**Goal of the exercise:** Please state how many lines in the records contain the string "approximately", with no words besides the number.

**Dataset extract:**

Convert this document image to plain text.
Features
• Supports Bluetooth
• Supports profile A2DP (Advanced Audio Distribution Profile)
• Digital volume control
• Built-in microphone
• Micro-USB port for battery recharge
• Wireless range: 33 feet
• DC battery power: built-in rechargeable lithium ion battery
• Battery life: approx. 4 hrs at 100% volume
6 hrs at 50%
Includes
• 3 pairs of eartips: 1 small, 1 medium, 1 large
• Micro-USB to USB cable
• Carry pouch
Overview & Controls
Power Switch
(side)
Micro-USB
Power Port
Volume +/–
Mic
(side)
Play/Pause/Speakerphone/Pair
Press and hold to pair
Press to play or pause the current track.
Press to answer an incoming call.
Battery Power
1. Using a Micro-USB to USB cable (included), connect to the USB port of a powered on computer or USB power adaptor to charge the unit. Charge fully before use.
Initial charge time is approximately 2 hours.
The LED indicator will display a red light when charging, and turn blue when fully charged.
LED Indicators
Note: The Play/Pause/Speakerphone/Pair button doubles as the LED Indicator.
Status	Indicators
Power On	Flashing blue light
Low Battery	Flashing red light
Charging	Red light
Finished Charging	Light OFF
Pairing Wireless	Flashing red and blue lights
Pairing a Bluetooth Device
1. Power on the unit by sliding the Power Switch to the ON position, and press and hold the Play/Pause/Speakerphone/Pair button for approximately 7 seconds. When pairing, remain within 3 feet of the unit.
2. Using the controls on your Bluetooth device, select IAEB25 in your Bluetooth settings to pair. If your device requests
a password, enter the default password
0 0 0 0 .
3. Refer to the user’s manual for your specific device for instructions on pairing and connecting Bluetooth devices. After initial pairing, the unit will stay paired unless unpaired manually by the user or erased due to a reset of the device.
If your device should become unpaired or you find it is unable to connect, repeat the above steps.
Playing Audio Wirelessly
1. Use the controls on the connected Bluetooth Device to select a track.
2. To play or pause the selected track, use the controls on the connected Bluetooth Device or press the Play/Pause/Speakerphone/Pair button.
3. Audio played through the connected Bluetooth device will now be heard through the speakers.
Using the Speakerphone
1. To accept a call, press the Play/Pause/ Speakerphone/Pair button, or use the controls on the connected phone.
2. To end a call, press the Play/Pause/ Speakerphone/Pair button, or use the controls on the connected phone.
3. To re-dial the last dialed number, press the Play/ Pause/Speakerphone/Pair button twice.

**Written solution:** 2